* **PROBLEM DESCRIPTION**
Skip all pictures, then print the remaining material exactly.

* **DATASET EXTRACT**
::::

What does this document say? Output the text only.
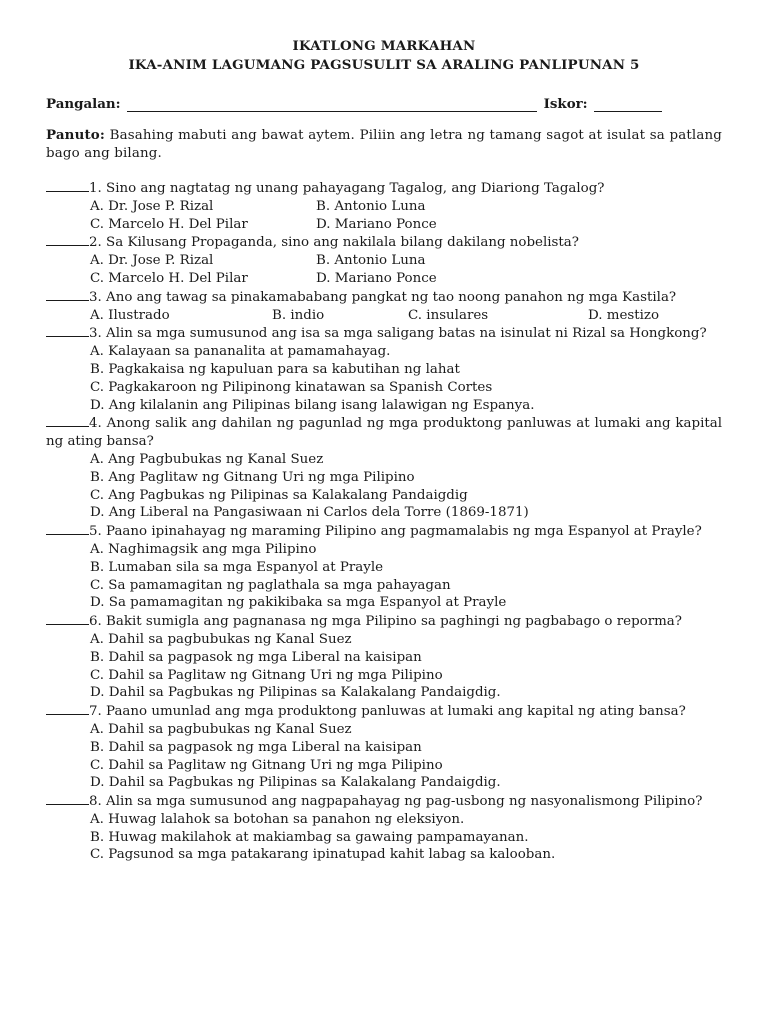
IKATLONG MARKAHAN
IKA-ANIM LAGUMANG PAGSUSULIT SA ARALING PANLIPUNAN 5
Pangalan:	Iskor:
Panuto: Basahing mabuti ang bawat aytem. Piliin ang letra ng tamang sagot at isulat sa patlang bago ang bilang.
1. Sino ang nagtatag ng unang pahayagang Tagalog, ang Diariong Tagalog?
A. Dr. Jose P. Rizal	B. Antonio Luna
C. Marcelo H. Del Pilar	D. Mariano Ponce
2. Sa Kilusang Propaganda, sino ang nakilala bilang dakilang nobelista?
A. Dr. Jose P. Rizal	B. Antonio Luna
C. Marcelo H. Del Pilar	D. Mariano Ponce
3. Ano ang tawag sa pinakamababang pangkat ng tao noong panahon ng mga Kastila?
A. Ilustrado	B. indio	C. insulares	D. mestizo
3. Alin sa mga sumusunod ang isa sa mga saligang batas na isinulat ni Rizal sa Hongkong?
A. Kalayaan sa pananalita at pamamahayag.
B. Pagkakaisa ng kapuluan para sa kabutihan ng lahat
C. Pagkakaroon ng Pilipinong kinatawan sa Spanish Cortes
D. Ang kilalanin ang Pilipinas bilang isang lalawigan ng Espanya.
4. Anong salik ang dahilan ng pagunlad ng mga produktong panluwas at lumaki ang kapital ng ating bansa?
A. Ang Pagbubukas ng Kanal Suez
B. Ang Paglitaw ng Gitnang Uri ng mga Pilipino
C. Ang Pagbukas ng Pilipinas sa Kalakalang Pandaigdig
D. Ang Liberal na Pangasiwaan ni Carlos dela Torre (1869-1871)
5. Paano ipinahayag ng maraming Pilipino ang pagmamalabis ng mga Espanyol at Prayle?
A. Naghimagsik ang mga Pilipino
B. Lumaban sila sa mga Espanyol at Prayle
C. Sa pamamagitan ng paglathala sa mga pahayagan
D. Sa pamamagitan ng pakikibaka sa mga Espanyol at Prayle
6. Bakit sumigla ang pagnanasa ng mga Pilipino sa paghingi ng pagbabago o reporma?
A. Dahil sa pagbubukas ng Kanal Suez
B. Dahil sa pagpasok ng mga Liberal na kaisipan
C. Dahil sa Paglitaw ng Gitnang Uri ng mga Pilipino
D. Dahil sa Pagbukas ng Pilipinas sa Kalakalang Pandaigdig.
7. Paano umunlad ang mga produktong panluwas at lumaki ang kapital ng ating bansa?
A. Dahil sa pagbubukas ng Kanal Suez
B. Dahil sa pagpasok ng mga Liberal na kaisipan
C. Dahil sa Paglitaw ng Gitnang Uri ng mga Pilipino
D. Dahil sa Pagbukas ng Pilipinas sa Kalakalang Pandaigdig.
8. Alin sa mga sumusunod ang nagpapahayag ng pag-usbong ng nasyonalismong Pilipino?
A. Huwag lalahok sa botohan sa panahon ng eleksiyon.
B. Huwag makilahok at makiambag sa gawaing pampamayanan.
C. Pagsunod sa mga patakarang ipinatupad kahit labag sa kalooban.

::::

* **RESPONSE**
What does this document say? Output the text only.
IKATLONG MARKAHAN
IKA-ANIM LAGUMANG PAGSUSULIT SA ARALING PANLIPUNAN 5
Pangalan:	Iskor:
Panuto: Basahing mabuti ang bawat aytem. Piliin ang letra ng tamang sagot at isulat sa patlang bago ang bilang.
1. Sino ang nagtatag ng unang pahayagang Tagalog, ang Diariong Tagalog?
A. Dr. Jose P. Rizal	B. Antonio Luna
C. Marcelo H. Del Pilar	D. Mariano Ponce
2. Sa Kilusang Propaganda, sino ang nakilala bilang dakilang nobelista?
A. Dr. Jose P. Rizal	B. Antonio Luna
C. Marcelo H. Del Pilar	D. Mariano Ponce
3. Ano ang tawag sa pinakamababang pangkat ng tao noong panahon ng mga Kastila?
A. Ilustrado	B. indio	C. insulares	D. mestizo
3. Alin sa mga sumusunod ang isa sa mga saligang batas na isinulat ni Rizal sa Hongkong?
A. Kalayaan sa pananalita at pamamahayag.
B. Pagkakaisa ng kapuluan para sa kabutihan ng lahat
C. Pagkakaroon ng Pilipinong kinatawan sa Spanish Cortes
D. Ang kilalanin ang Pilipinas bilang isang lalawigan ng Espanya.
4. Anong salik ang dahilan ng pagunlad ng mga produktong panluwas at lumaki ang kapital ng ating bansa?
A. Ang Pagbubukas ng Kanal Suez
B. Ang Paglitaw ng Gitnang Uri ng mga Pilipino
C. Ang Pagbukas ng Pilipinas sa Kalakalang Pandaigdig
D. Ang Liberal na Pangasiwaan ni Carlos dela Torre (1869-1871)
5. Paano ipinahayag ng maraming Pilipino ang pagmamalabis ng mga Espanyol at Prayle?
A. Naghimagsik ang mga Pilipino
B. Lumaban sila sa mga Espanyol at Prayle
C. Sa pamamagitan ng paglathala sa mga pahayagan
D. Sa pamamagitan ng pakikibaka sa mga Espanyol at Prayle
6. Bakit sumigla ang pagnanasa ng mga Pilipino sa paghingi ng pagbabago o reporma?
A. Dahil sa pagbubukas ng Kanal Suez
B. Dahil sa pagpasok ng mga Liberal na kaisipan
C. Dahil sa Paglitaw ng Gitnang Uri ng mga Pilipino
D. Dahil sa Pagbukas ng Pilipinas sa Kalakalang Pandaigdig.
7. Paano umunlad ang mga produktong panluwas at lumaki ang kapital ng ating bansa?
A. Dahil sa pagbubukas ng Kanal Suez
B. Dahil sa pagpasok ng mga Liberal na kaisipan
C. Dahil sa Paglitaw ng Gitnang Uri ng mga Pilipino
D. Dahil sa Pagbukas ng Pilipinas sa Kalakalang Pandaigdig.
8. Alin sa mga sumusunod ang nagpapahayag ng pag-usbong ng nasyonalismong Pilipino?
A. Huwag lalahok sa botohan sa panahon ng eleksiyon.
B. Huwag makilahok at makiambag sa gawaing pampamayanan.
C. Pagsunod sa mga patakarang ipinatupad kahit labag sa kalooban.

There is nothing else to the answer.